**YOUR INSTRUCTIONS**
All records below must be retyped exactly.

**RECORDS SUPPLIED**
☆ ☆ ☆ ☆
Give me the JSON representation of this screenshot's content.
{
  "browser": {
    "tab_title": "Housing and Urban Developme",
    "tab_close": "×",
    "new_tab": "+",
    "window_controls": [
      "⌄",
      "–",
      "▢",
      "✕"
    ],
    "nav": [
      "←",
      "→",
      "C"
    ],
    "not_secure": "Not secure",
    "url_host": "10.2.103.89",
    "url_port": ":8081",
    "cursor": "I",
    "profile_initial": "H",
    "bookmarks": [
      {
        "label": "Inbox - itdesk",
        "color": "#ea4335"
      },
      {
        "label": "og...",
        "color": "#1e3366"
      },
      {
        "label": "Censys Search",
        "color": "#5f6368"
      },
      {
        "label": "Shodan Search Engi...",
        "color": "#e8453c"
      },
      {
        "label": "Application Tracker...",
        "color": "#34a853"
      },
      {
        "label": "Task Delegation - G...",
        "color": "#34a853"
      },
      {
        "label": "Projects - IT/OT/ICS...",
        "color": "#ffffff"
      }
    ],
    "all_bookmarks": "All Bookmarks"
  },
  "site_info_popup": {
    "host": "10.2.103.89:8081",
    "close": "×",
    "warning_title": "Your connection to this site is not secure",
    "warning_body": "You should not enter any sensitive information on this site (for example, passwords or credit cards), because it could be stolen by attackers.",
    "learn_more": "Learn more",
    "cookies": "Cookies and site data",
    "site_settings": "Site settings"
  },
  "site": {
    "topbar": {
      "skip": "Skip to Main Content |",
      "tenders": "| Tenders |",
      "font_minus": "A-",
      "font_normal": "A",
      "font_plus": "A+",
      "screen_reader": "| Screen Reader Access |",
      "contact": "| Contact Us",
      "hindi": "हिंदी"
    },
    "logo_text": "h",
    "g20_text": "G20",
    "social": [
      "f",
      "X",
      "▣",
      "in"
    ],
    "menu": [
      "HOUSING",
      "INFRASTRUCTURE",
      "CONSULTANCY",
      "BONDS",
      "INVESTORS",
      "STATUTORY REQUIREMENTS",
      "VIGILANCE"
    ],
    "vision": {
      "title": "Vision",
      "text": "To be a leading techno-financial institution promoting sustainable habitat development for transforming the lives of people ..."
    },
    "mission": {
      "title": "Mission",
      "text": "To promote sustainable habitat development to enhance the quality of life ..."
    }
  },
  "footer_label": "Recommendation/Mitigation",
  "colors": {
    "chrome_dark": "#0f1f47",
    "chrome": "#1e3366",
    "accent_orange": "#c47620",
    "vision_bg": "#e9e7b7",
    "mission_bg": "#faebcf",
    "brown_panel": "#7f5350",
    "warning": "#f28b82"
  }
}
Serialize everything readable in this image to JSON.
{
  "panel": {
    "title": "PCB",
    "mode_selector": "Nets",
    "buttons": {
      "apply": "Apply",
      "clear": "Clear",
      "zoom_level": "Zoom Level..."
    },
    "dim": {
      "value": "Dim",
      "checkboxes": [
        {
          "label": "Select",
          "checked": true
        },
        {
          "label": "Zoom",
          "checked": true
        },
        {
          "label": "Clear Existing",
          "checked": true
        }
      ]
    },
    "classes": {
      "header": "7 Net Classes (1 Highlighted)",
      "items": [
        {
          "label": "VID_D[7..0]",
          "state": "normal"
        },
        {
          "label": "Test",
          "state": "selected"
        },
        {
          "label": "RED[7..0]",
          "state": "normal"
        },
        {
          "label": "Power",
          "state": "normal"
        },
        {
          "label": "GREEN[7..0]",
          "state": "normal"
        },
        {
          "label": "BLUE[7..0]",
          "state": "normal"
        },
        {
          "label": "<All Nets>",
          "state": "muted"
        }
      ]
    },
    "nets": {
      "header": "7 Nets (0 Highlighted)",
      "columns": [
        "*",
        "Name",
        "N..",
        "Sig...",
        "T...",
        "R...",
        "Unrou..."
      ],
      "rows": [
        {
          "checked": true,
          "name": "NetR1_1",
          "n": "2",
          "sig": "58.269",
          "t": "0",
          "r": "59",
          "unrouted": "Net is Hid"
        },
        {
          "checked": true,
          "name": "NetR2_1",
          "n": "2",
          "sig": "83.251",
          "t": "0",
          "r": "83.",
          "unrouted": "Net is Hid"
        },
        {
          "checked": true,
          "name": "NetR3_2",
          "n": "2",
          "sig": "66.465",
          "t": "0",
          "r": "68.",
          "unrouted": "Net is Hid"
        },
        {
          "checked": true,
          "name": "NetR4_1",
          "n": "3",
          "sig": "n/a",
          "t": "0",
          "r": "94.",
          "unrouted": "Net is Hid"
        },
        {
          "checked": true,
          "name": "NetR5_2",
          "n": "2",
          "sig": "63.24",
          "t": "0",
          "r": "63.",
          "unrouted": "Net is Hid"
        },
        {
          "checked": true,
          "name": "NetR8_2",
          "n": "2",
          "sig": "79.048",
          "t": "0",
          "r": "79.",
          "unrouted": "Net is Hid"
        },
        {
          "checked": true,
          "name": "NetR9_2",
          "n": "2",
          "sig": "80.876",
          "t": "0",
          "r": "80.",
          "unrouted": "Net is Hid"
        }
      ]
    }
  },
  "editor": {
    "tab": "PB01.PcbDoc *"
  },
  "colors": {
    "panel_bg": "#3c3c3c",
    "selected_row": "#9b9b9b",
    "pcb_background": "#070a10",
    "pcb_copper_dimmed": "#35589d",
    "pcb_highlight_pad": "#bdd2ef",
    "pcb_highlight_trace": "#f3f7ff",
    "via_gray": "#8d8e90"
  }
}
☆ ☆ ☆ ☆
**RESULT OF THE TASK**
Give me the JSON representation of this screenshot's content.
{
  "browser": {
    "tab_title": "Housing and Urban Developme",
    "tab_close": "×",
    "new_tab": "+",
    "window_controls": [
      "⌄",
      "–",
      "▢",
      "✕"
    ],
    "nav": [
      "←",
      "→",
      "C"
    ],
    "not_secure": "Not secure",
    "url_host": "10.2.103.89",
    "url_port": ":8081",
    "cursor": "I",
    "profile_initial": "H",
    "bookmarks": [
      {
        "label": "Inbox - itdesk",
        "color": "#ea4335"
      },
      {
        "label": "og...",
        "color": "#1e3366"
      },
      {
        "label": "Censys Search",
        "color": "#5f6368"
      },
      {
        "label": "Shodan Search Engi...",
        "color": "#e8453c"
      },
      {
        "label": "Application Tracker...",
        "color": "#34a853"
      },
      {
        "label": "Task Delegation - G...",
        "color": "#34a853"
      },
      {
        "label": "Projects - IT/OT/ICS...",
        "color": "#ffffff"
      }
    ],
    "all_bookmarks": "All Bookmarks"
  },
  "site_info_popup": {
    "host": "10.2.103.89:8081",
    "close": "×",
    "warning_title": "Your connection to this site is not secure",
    "warning_body": "You should not enter any sensitive information on this site (for example, passwords or credit cards), because it could be stolen by attackers.",
    "learn_more": "Learn more",
    "cookies": "Cookies and site data",
    "site_settings": "Site settings"
  },
  "site": {
    "topbar": {
      "skip": "Skip to Main Content |",
      "tenders": "| Tenders |",
      "font_minus": "A-",
      "font_normal": "A",
      "font_plus": "A+",
      "screen_reader": "| Screen Reader Access |",
      "contact": "| Contact Us",
      "hindi": "हिंदी"
    },
    "logo_text": "h",
    "g20_text": "G20",
    "social": [
      "f",
      "X",
      "▣",
      "in"
    ],
    "menu": [
      "HOUSING",
      "INFRASTRUCTURE",
      "CONSULTANCY",
      "BONDS",
      "INVESTORS",
      "STATUTORY REQUIREMENTS",
      "VIGILANCE"
    ],
    "vision": {
      "title": "Vision",
      "text": "To be a leading techno-financial institution promoting sustainable habitat development for transforming the lives of people ..."
    },
    "mission": {
      "title": "Mission",
      "text": "To promote sustainable habitat development to enhance the quality of life ..."
    }
  },
  "footer_label": "Recommendation/Mitigation",
  "colors": {
    "chrome_dark": "#0f1f47",
    "chrome": "#1e3366",
    "accent_orange": "#c47620",
    "vision_bg": "#e9e7b7",
    "mission_bg": "#faebcf",
    "brown_panel": "#7f5350",
    "warning": "#f28b82"
  }
}
Serialize everything readable in this image to JSON.
{
  "panel": {
    "title": "PCB",
    "mode_selector": "Nets",
    "buttons": {
      "apply": "Apply",
      "clear": "Clear",
      "zoom_level": "Zoom Level..."
    },
    "dim": {
      "value": "Dim",
      "checkboxes": [
        {
          "label": "Select",
          "checked": true
        },
        {
          "label": "Zoom",
          "checked": true
        },
        {
          "label": "Clear Existing",
          "checked": true
        }
      ]
    },
    "classes": {
      "header": "7 Net Classes (1 Highlighted)",
      "items": [
        {
          "label": "VID_D[7..0]",
          "state": "normal"
        },
        {
          "label": "Test",
          "state": "selected"
        },
        {
          "label": "RED[7..0]",
          "state": "normal"
        },
        {
          "label": "Power",
          "state": "normal"
        },
        {
          "label": "GREEN[7..0]",
          "state": "normal"
        },
        {
          "label": "BLUE[7..0]",
          "state": "normal"
        },
        {
          "label": "<All Nets>",
          "state": "muted"
        }
      ]
    },
    "nets": {
      "header": "7 Nets (0 Highlighted)",
      "columns": [
        "*",
        "Name",
        "N..",
        "Sig...",
        "T...",
        "R...",
        "Unrou..."
      ],
      "rows": [
        {
          "checked": true,
          "name": "NetR1_1",
          "n": "2",
          "sig": "58.269",
          "t": "0",
          "r": "59",
          "unrouted": "Net is Hid"
        },
        {
          "checked": true,
          "name": "NetR2_1",
          "n": "2",
          "sig": "83.251",
          "t": "0",
          "r": "83.",
          "unrouted": "Net is Hid"
        },
        {
          "checked": true,
          "name": "NetR3_2",
          "n": "2",
          "sig": "66.465",
          "t": "0",
          "r": "68.",
          "unrouted": "Net is Hid"
        },
        {
          "checked": true,
          "name": "NetR4_1",
          "n": "3",
          "sig": "n/a",
          "t": "0",
          "r": "94.",
          "unrouted": "Net is Hid"
        },
        {
          "checked": true,
          "name": "NetR5_2",
          "n": "2",
          "sig": "63.24",
          "t": "0",
          "r": "63.",
          "unrouted": "Net is Hid"
        },
        {
          "checked": true,
          "name": "NetR8_2",
          "n": "2",
          "sig": "79.048",
          "t": "0",
          "r": "79.",
          "unrouted": "Net is Hid"
        },
        {
          "checked": true,
          "name": "NetR9_2",
          "n": "2",
          "sig": "80.876",
          "t": "0",
          "r": "80.",
          "unrouted": "Net is Hid"
        }
      ]
    }
  },
  "editor": {
    "tab": "PB01.PcbDoc *"
  },
  "colors": {
    "panel_bg": "#3c3c3c",
    "selected_row": "#9b9b9b",
    "pcb_background": "#070a10",
    "pcb_copper_dimmed": "#35589d",
    "pcb_highlight_pad": "#bdd2ef",
    "pcb_highlight_trace": "#f3f7ff",
    "via_gray": "#8d8e90"
  }
}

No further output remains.